[Task statement] In the data below, find every line that has the string "School", and copy it.

[Input records]

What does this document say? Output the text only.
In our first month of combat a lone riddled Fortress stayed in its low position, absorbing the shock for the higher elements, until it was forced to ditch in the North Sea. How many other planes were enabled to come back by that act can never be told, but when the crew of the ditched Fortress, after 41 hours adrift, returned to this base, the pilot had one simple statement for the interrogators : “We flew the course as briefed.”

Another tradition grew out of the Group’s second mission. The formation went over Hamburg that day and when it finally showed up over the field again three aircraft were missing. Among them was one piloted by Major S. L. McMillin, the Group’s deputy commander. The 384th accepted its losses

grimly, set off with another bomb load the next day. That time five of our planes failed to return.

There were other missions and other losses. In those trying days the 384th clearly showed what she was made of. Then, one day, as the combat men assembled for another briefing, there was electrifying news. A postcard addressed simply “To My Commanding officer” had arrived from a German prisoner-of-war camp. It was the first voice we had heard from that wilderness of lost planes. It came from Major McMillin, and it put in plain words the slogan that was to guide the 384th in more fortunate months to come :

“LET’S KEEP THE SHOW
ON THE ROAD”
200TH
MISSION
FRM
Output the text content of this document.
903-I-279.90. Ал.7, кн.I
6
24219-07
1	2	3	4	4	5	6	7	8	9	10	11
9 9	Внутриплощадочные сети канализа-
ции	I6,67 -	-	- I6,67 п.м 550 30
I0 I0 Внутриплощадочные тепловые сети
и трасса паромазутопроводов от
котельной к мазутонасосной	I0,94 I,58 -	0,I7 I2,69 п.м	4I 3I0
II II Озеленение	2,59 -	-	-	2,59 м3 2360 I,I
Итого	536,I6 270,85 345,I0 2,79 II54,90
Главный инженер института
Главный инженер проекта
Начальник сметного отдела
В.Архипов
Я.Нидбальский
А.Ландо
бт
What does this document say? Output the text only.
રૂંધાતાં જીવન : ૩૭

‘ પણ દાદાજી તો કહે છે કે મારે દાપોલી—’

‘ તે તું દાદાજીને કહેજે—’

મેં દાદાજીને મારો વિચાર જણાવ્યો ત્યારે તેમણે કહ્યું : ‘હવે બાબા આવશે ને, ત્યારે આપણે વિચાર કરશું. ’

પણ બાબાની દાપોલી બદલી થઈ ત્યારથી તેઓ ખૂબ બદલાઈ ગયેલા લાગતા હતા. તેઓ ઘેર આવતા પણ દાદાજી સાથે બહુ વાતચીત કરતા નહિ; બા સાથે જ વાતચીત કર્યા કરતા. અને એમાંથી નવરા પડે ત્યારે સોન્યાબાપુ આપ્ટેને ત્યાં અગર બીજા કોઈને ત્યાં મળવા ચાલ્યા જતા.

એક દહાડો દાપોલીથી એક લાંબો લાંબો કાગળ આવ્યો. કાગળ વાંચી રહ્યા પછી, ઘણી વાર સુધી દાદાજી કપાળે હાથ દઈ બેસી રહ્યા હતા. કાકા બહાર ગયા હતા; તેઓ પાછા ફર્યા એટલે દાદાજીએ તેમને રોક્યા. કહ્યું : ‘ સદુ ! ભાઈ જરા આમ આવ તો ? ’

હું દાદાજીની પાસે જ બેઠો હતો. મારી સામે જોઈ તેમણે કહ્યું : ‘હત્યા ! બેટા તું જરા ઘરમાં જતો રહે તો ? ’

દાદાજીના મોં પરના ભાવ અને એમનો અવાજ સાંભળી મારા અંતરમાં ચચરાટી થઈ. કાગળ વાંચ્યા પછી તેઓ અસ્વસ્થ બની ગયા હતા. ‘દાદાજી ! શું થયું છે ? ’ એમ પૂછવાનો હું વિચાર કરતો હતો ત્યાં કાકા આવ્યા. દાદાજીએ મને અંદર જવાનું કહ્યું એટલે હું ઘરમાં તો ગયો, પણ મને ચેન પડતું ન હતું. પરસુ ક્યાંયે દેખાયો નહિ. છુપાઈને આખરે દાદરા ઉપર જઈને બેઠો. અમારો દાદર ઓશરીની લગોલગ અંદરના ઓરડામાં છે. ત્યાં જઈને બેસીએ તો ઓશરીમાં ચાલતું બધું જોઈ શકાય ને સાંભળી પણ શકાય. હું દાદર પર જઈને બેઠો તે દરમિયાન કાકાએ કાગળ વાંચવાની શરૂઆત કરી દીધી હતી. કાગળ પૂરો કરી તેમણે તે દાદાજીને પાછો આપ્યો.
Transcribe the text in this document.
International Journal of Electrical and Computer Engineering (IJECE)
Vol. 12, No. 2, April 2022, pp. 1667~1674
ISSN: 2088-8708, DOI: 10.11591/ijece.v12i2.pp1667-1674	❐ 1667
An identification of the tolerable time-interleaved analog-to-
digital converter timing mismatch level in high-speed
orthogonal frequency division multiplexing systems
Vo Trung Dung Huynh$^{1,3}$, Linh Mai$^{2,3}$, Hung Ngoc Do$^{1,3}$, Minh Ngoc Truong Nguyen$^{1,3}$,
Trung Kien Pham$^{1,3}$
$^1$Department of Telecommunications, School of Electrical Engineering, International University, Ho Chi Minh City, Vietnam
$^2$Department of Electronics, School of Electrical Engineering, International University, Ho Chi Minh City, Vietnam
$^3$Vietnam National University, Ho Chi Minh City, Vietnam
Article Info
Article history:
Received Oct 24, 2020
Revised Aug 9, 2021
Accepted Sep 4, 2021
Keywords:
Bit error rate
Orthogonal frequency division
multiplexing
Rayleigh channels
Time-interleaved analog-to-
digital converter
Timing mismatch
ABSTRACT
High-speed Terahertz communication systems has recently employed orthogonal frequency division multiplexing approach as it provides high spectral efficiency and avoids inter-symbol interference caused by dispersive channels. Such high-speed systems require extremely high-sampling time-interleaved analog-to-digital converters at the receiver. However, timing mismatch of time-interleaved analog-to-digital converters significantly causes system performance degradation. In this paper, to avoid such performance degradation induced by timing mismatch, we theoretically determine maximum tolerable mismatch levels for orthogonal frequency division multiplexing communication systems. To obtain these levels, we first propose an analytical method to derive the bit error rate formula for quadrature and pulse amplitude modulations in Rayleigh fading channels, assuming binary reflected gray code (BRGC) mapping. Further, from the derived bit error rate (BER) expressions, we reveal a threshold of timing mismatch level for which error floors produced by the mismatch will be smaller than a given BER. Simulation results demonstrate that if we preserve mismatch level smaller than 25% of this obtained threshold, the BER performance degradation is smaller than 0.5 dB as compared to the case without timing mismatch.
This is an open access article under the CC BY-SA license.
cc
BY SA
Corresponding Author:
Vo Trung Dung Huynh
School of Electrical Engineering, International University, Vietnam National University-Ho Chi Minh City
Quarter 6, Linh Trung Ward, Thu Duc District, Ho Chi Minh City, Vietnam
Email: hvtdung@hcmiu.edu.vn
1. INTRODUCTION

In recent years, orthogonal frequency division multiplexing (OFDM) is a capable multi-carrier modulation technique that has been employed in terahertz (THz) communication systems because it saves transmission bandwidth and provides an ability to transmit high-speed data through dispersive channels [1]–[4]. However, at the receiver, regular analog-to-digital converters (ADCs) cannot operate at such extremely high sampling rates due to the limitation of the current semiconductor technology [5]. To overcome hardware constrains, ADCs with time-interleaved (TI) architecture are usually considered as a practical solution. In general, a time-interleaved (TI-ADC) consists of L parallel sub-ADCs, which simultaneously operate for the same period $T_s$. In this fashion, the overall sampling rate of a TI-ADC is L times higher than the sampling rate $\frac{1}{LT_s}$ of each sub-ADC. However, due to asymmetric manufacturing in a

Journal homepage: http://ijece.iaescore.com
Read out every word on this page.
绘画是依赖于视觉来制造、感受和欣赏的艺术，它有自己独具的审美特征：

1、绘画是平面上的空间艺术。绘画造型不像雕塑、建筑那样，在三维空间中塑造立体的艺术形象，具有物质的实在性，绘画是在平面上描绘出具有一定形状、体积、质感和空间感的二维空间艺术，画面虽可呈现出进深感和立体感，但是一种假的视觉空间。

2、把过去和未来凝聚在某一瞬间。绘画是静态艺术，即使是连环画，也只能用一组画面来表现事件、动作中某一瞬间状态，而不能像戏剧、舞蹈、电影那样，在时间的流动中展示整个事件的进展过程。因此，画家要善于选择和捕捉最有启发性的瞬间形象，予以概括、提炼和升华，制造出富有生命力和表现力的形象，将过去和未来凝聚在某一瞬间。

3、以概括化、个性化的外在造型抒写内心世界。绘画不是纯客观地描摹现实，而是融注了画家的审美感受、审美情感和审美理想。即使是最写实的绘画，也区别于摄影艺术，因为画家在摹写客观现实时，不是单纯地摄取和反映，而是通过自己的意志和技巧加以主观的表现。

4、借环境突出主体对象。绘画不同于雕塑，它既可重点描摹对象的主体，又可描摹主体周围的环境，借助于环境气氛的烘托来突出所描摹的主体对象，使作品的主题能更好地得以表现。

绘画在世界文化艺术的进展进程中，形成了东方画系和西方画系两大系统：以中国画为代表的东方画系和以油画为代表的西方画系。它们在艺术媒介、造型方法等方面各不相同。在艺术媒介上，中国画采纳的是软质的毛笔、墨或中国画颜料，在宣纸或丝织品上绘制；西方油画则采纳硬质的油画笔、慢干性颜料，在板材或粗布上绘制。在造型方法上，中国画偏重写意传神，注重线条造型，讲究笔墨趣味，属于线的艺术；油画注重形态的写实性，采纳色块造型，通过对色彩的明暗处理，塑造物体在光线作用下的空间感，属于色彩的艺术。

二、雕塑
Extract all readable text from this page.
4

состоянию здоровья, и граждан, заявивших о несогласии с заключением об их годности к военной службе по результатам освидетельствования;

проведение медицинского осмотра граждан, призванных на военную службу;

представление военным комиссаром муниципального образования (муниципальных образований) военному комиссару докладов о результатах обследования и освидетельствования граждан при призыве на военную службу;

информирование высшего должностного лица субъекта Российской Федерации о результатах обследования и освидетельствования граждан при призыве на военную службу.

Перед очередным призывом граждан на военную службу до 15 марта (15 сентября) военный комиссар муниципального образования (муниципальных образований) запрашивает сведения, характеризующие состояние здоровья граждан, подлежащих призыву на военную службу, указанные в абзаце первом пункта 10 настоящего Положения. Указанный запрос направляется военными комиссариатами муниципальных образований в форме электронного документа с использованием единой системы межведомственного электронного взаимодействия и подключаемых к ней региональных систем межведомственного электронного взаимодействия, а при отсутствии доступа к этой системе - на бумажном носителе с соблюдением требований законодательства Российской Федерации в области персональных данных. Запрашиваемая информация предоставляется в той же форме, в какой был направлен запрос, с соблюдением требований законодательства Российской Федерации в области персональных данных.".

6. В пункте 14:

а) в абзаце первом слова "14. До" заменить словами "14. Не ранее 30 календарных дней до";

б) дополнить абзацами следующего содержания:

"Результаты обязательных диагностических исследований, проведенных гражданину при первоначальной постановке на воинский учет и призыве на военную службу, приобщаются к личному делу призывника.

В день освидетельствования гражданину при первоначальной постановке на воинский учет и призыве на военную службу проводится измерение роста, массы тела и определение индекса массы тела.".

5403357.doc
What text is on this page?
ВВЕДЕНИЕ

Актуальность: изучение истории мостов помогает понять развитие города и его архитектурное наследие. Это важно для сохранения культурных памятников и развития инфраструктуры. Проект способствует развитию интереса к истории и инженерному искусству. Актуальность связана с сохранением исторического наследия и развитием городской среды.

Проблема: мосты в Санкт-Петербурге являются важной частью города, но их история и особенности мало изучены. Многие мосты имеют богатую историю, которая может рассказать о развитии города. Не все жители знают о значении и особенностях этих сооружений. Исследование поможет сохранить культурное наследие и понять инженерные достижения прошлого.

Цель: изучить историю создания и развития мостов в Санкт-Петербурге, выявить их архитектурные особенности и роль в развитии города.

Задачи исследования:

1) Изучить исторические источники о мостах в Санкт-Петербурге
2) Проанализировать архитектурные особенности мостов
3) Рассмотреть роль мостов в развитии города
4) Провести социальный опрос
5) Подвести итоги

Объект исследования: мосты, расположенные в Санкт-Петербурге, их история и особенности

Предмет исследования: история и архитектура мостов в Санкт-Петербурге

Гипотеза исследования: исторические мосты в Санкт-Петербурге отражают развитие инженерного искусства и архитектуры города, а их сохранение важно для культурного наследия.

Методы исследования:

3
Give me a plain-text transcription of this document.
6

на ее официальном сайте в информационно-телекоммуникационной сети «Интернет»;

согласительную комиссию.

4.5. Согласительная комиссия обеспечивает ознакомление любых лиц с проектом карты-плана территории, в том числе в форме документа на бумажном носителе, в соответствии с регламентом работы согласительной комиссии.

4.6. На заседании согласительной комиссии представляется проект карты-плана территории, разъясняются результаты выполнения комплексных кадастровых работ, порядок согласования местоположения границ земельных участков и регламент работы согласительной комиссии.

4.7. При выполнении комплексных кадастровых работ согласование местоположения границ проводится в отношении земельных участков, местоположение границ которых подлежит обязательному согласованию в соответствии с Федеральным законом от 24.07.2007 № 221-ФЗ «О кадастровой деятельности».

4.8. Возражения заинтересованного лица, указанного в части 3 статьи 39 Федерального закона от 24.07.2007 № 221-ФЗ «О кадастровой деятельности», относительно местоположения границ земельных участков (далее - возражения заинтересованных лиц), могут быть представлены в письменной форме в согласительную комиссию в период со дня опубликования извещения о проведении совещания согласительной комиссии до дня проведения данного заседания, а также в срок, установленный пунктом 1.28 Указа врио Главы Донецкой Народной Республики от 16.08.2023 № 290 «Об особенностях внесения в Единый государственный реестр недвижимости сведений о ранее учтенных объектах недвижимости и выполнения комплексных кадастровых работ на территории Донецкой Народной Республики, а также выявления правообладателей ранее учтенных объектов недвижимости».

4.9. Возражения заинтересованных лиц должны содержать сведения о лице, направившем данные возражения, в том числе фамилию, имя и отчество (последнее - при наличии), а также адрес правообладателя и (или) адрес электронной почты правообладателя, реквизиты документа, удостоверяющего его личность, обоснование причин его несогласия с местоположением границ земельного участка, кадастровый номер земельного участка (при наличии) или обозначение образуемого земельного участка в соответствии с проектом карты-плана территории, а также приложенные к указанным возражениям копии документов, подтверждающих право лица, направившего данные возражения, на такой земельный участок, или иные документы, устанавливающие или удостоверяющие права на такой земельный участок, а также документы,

[Exercise answer]
$^1$Department of Telecommunications, School of Electrical Engineering, International University, Ho Chi Minh City, Vietnam
$^2$Department of Electronics, School of Electrical Engineering, International University, Ho Chi Minh City, Vietnam
School of Electrical Engineering, International University, Vietnam National University-Ho Chi Minh City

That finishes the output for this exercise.